╭─ ENTRIES
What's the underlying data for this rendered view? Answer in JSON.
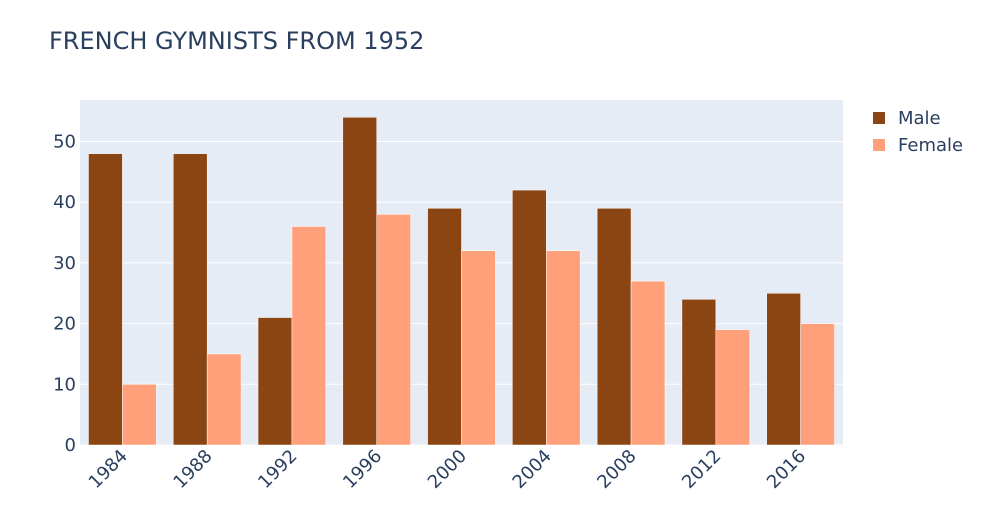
{
  "chart_data": {
    "type": "bar",
    "title": "FRENCH GYMNISTS FROM 1952",
    "categories": [
      "1984",
      "1988",
      "1992",
      "1996",
      "2000",
      "2004",
      "2008",
      "2012",
      "2016"
    ],
    "series": [
      {
        "name": "Male",
        "color": "#8b4513",
        "values": [
          48,
          48,
          21,
          54,
          39,
          42,
          39,
          24,
          25
        ]
      },
      {
        "name": "Female",
        "color": "#ffa07a",
        "values": [
          10,
          15,
          36,
          38,
          32,
          32,
          27,
          19,
          20
        ]
      }
    ],
    "xlabel": "",
    "ylabel": "",
    "ylim": [
      0,
      56.84
    ],
    "yticks": [
      0,
      10,
      20,
      30,
      40,
      50
    ],
    "grid": true,
    "legend_position": "top-right",
    "plot_background": "#e5ecf6"
  }
}
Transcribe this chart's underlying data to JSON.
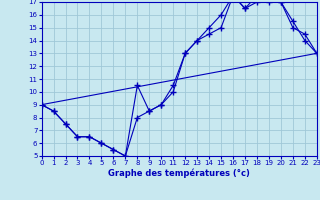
{
  "title": "Graphe des températures (°c)",
  "bg_color": "#c8e8f0",
  "grid_color": "#a0c8d8",
  "line_color": "#0000bb",
  "x_min": 0,
  "x_max": 23,
  "y_min": 5,
  "y_max": 17,
  "series1_x": [
    0,
    1,
    2,
    3,
    4,
    5,
    6,
    7,
    8,
    9,
    10,
    11,
    12,
    13,
    14,
    15,
    16,
    17,
    18,
    19,
    20,
    21,
    22,
    23
  ],
  "series1_y": [
    9,
    8.5,
    7.5,
    6.5,
    6.5,
    6,
    5.5,
    5,
    8,
    8.5,
    9,
    10,
    13,
    14,
    14.5,
    15,
    17.5,
    16.5,
    17,
    17,
    17,
    15.5,
    14,
    13
  ],
  "series2_x": [
    0,
    1,
    2,
    3,
    4,
    5,
    6,
    7,
    8,
    9,
    10,
    11,
    12,
    13,
    14,
    15,
    16,
    17,
    18,
    19,
    20,
    21,
    22,
    23
  ],
  "series2_y": [
    9,
    8.5,
    7.5,
    6.5,
    6.5,
    6,
    5.5,
    5,
    10.5,
    8.5,
    9,
    10.5,
    13,
    14,
    15,
    16,
    17.5,
    16.5,
    17.5,
    17.5,
    17,
    15,
    14.5,
    13
  ],
  "series3_x": [
    0,
    23
  ],
  "series3_y": [
    9,
    13
  ]
}
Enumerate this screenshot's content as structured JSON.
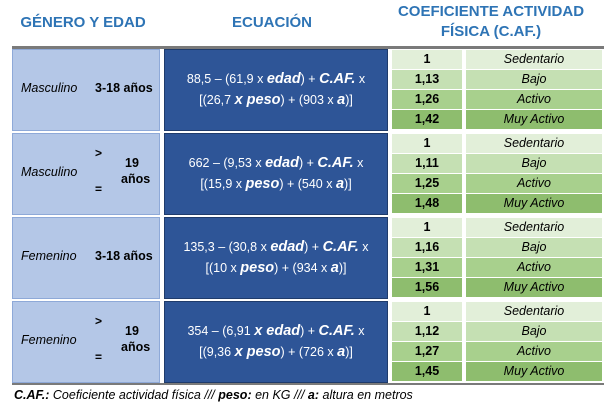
{
  "headers": {
    "gender_age": "GÉNERO Y EDAD",
    "equation": "ECUACIÓN",
    "coef_line1": "COEFICIENTE ACTIVIDAD",
    "coef_line2": "FÍSICA (C.AF.)"
  },
  "blocks": [
    {
      "gender": "Masculino",
      "age": "3-18 años",
      "eq_line1_a": "88,5 – (61,9 x ",
      "eq_line1_b": "edad",
      "eq_line1_c": ") + ",
      "eq_line1_d": "C.AF.",
      "eq_line1_e": " x",
      "eq_line2_a": "[(26,7 ",
      "eq_line2_b": "x",
      "eq_line2_c": " peso",
      "eq_line2_d": ") + (903 x ",
      "eq_line2_e": "a",
      "eq_line2_f": ")]",
      "rows": [
        {
          "value": "1",
          "label": "Sedentario"
        },
        {
          "value": "1,13",
          "label": "Bajo"
        },
        {
          "value": "1,26",
          "label": "Activo"
        },
        {
          "value": "1,42",
          "label": "Muy Activo"
        }
      ]
    },
    {
      "gender": "Masculino",
      "gt": ">",
      "num": "19",
      "anos": "años",
      "eq_sym": "=",
      "eq_line1_a": "662 – (9,53 x ",
      "eq_line1_b": "edad",
      "eq_line1_c": ") + ",
      "eq_line1_d": "C.AF.",
      "eq_line1_e": " x",
      "eq_line2_a": "[(15,9 x ",
      "eq_line2_b": "",
      "eq_line2_c": "peso",
      "eq_line2_d": ") + (540 x ",
      "eq_line2_e": "a",
      "eq_line2_f": ")]",
      "rows": [
        {
          "value": "1",
          "label": "Sedentario"
        },
        {
          "value": "1,11",
          "label": "Bajo"
        },
        {
          "value": "1,25",
          "label": "Activo"
        },
        {
          "value": "1,48",
          "label": "Muy Activo"
        }
      ]
    },
    {
      "gender": "Femenino",
      "age": "3-18 años",
      "eq_line1_a": "135,3 – (30,8 x ",
      "eq_line1_b": "edad",
      "eq_line1_c": ") + ",
      "eq_line1_d": "C.AF.",
      "eq_line1_e": " x",
      "eq_line2_a": "[(10 x ",
      "eq_line2_b": "",
      "eq_line2_c": "peso",
      "eq_line2_d": ") + (934 x ",
      "eq_line2_e": "a",
      "eq_line2_f": ")]",
      "rows": [
        {
          "value": "1",
          "label": "Sedentario"
        },
        {
          "value": "1,16",
          "label": "Bajo"
        },
        {
          "value": "1,31",
          "label": "Activo"
        },
        {
          "value": "1,56",
          "label": "Muy Activo"
        }
      ]
    },
    {
      "gender": "Femenino",
      "gt": ">",
      "num": "19",
      "anos": "años",
      "eq_sym": "=",
      "eq_line1_a": "354 – (6,91 ",
      "eq_line1_b": "x edad",
      "eq_line1_c": ") + ",
      "eq_line1_d": "C.AF.",
      "eq_line1_e": " x",
      "eq_line2_a": "[(9,36 ",
      "eq_line2_b": "x",
      "eq_line2_c": " peso",
      "eq_line2_d": ") + (726 x ",
      "eq_line2_e": "a",
      "eq_line2_f": ")]",
      "rows": [
        {
          "value": "1",
          "label": "Sedentario"
        },
        {
          "value": "1,12",
          "label": "Bajo"
        },
        {
          "value": "1,27",
          "label": "Activo"
        },
        {
          "value": "1,45",
          "label": "Muy Activo"
        }
      ]
    }
  ],
  "footer": {
    "caf_label": "C.AF.:",
    "caf_text": " Coeficiente actividad física /// ",
    "peso_label": "peso:",
    "peso_text": " en KG /// ",
    "a_label": "a:",
    "a_text": " altura en metros"
  },
  "colors": {
    "header_text": "#2e74b5",
    "gender_cell": "#b4c7e7",
    "equation_cell": "#2e5597",
    "sedentario": "#e2efd9",
    "bajo": "#c5e0b3",
    "activo": "#a8d08d",
    "muy_activo": "#8ebd6e"
  }
}
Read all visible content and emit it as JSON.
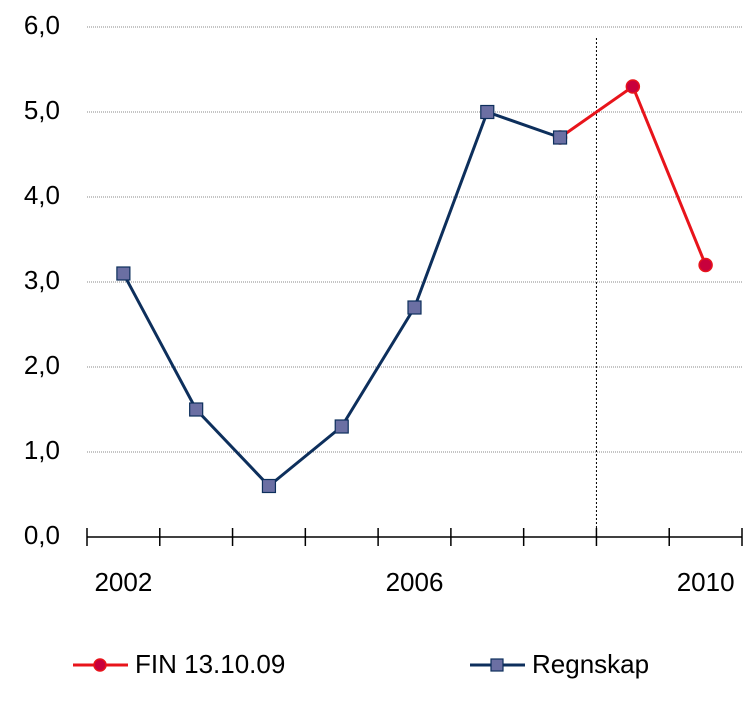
╰─
» **EXERCISE BRIEF**
Copy every record above exactly as written, but leave out the pictures.

» **TASK RESPONSE**
What's the underlying data for this rendered view? Answer in JSON.
{
  "chart_data": {
    "type": "bar",
    "title": "FRENCH GYMNISTS FROM 1952",
    "categories": [
      "1984",
      "1988",
      "1992",
      "1996",
      "2000",
      "2004",
      "2008",
      "2012",
      "2016"
    ],
    "series": [
      {
        "name": "Male",
        "color": "#8b4513",
        "values": [
          48,
          48,
          21,
          54,
          39,
          42,
          39,
          24,
          25
        ]
      },
      {
        "name": "Female",
        "color": "#ffa07a",
        "values": [
          10,
          15,
          36,
          38,
          32,
          32,
          27,
          19,
          20
        ]
      }
    ],
    "xlabel": "",
    "ylabel": "",
    "ylim": [
      0,
      56.84
    ],
    "yticks": [
      0,
      10,
      20,
      30,
      40,
      50
    ],
    "grid": true,
    "legend_position": "top-right",
    "plot_background": "#e5ecf6"
  }
}
Transcribe this chart's underlying data to JSON.
{
  "title": "Graphe des températures (°c)",
  "bg_color": "#c8e8f0",
  "grid_color": "#a0c8d8",
  "line_color": "#0000bb",
  "x_min": 0,
  "x_max": 23,
  "y_min": 5,
  "y_max": 17,
  "series1_x": [
    0,
    1,
    2,
    3,
    4,
    5,
    6,
    7,
    8,
    9,
    10,
    11,
    12,
    13,
    14,
    15,
    16,
    17,
    18,
    19,
    20,
    21,
    22,
    23
  ],
  "series1_y": [
    9,
    8.5,
    7.5,
    6.5,
    6.5,
    6,
    5.5,
    5,
    8,
    8.5,
    9,
    10,
    13,
    14,
    14.5,
    15,
    17.5,
    16.5,
    17,
    17,
    17,
    15.5,
    14,
    13
  ],
  "series2_x": [
    0,
    1,
    2,
    3,
    4,
    5,
    6,
    7,
    8,
    9,
    10,
    11,
    12,
    13,
    14,
    15,
    16,
    17,
    18,
    19,
    20,
    21,
    22,
    23
  ],
  "series2_y": [
    9,
    8.5,
    7.5,
    6.5,
    6.5,
    6,
    5.5,
    5,
    10.5,
    8.5,
    9,
    10.5,
    13,
    14,
    15,
    16,
    17.5,
    16.5,
    17.5,
    17.5,
    17,
    15,
    14.5,
    13
  ],
  "series3_x": [
    0,
    23
  ],
  "series3_y": [
    9,
    13
  ]
}
Enumerate this screenshot's content as structured JSON.
{
  "headers": {
    "gender_age": "GÉNERO Y EDAD",
    "equation": "ECUACIÓN",
    "coef_line1": "COEFICIENTE ACTIVIDAD",
    "coef_line2": "FÍSICA (C.AF.)"
  },
  "blocks": [
    {
      "gender": "Masculino",
      "age": "3-18 años",
      "eq_line1_a": "88,5 – (61,9 x ",
      "eq_line1_b": "edad",
      "eq_line1_c": ") + ",
      "eq_line1_d": "C.AF.",
      "eq_line1_e": " x",
      "eq_line2_a": "[(26,7 ",
      "eq_line2_b": "x",
      "eq_line2_c": " peso",
      "eq_line2_d": ") + (903 x ",
      "eq_line2_e": "a",
      "eq_line2_f": ")]",
      "rows": [
        {
          "value": "1",
          "label": "Sedentario"
        },
        {
          "value": "1,13",
          "label": "Bajo"
        },
        {
          "value": "1,26",
          "label": "Activo"
        },
        {
          "value": "1,42",
          "label": "Muy Activo"
        }
      ]
    },
    {
      "gender": "Masculino",
      "gt": ">",
      "num": "19",
      "anos": "años",
      "eq_sym": "=",
      "eq_line1_a": "662 – (9,53 x ",
      "eq_line1_b": "edad",
      "eq_line1_c": ") + ",
      "eq_line1_d": "C.AF.",
      "eq_line1_e": " x",
      "eq_line2_a": "[(15,9 x ",
      "eq_line2_b": "",
      "eq_line2_c": "peso",
      "eq_line2_d": ") + (540 x ",
      "eq_line2_e": "a",
      "eq_line2_f": ")]",
      "rows": [
        {
          "value": "1",
          "label": "Sedentario"
        },
        {
          "value": "1,11",
          "label": "Bajo"
        },
        {
          "value": "1,25",
          "label": "Activo"
        },
        {
          "value": "1,48",
          "label": "Muy Activo"
        }
      ]
    },
    {
      "gender": "Femenino",
      "age": "3-18 años",
      "eq_line1_a": "135,3 – (30,8 x ",
      "eq_line1_b": "edad",
      "eq_line1_c": ") + ",
      "eq_line1_d": "C.AF.",
      "eq_line1_e": " x",
      "eq_line2_a": "[(10 x ",
      "eq_line2_b": "",
      "eq_line2_c": "peso",
      "eq_line2_d": ") + (934 x ",
      "eq_line2_e": "a",
      "eq_line2_f": ")]",
      "rows": [
        {
          "value": "1",
          "label": "Sedentario"
        },
        {
          "value": "1,16",
          "label": "Bajo"
        },
        {
          "value": "1,31",
          "label": "Activo"
        },
        {
          "value": "1,56",
          "label": "Muy Activo"
        }
      ]
    },
    {
      "gender": "Femenino",
      "gt": ">",
      "num": "19",
      "anos": "años",
      "eq_sym": "=",
      "eq_line1_a": "354 – (6,91 ",
      "eq_line1_b": "x edad",
      "eq_line1_c": ") + ",
      "eq_line1_d": "C.AF.",
      "eq_line1_e": " x",
      "eq_line2_a": "[(9,36 ",
      "eq_line2_b": "x",
      "eq_line2_c": " peso",
      "eq_line2_d": ") + (726 x ",
      "eq_line2_e": "a",
      "eq_line2_f": ")]",
      "rows": [
        {
          "value": "1",
          "label": "Sedentario"
        },
        {
          "value": "1,12",
          "label": "Bajo"
        },
        {
          "value": "1,27",
          "label": "Activo"
        },
        {
          "value": "1,45",
          "label": "Muy Activo"
        }
      ]
    }
  ],
  "footer": {
    "caf_label": "C.AF.:",
    "caf_text": " Coeficiente actividad física /// ",
    "peso_label": "peso:",
    "peso_text": " en KG /// ",
    "a_label": "a:",
    "a_text": " altura en metros"
  },
  "colors": {
    "header_text": "#2e74b5",
    "gender_cell": "#b4c7e7",
    "equation_cell": "#2e5597",
    "sedentario": "#e2efd9",
    "bajo": "#c5e0b3",
    "activo": "#a8d08d",
    "muy_activo": "#8ebd6e"
  }
}
Read all visible content and emit it as JSON.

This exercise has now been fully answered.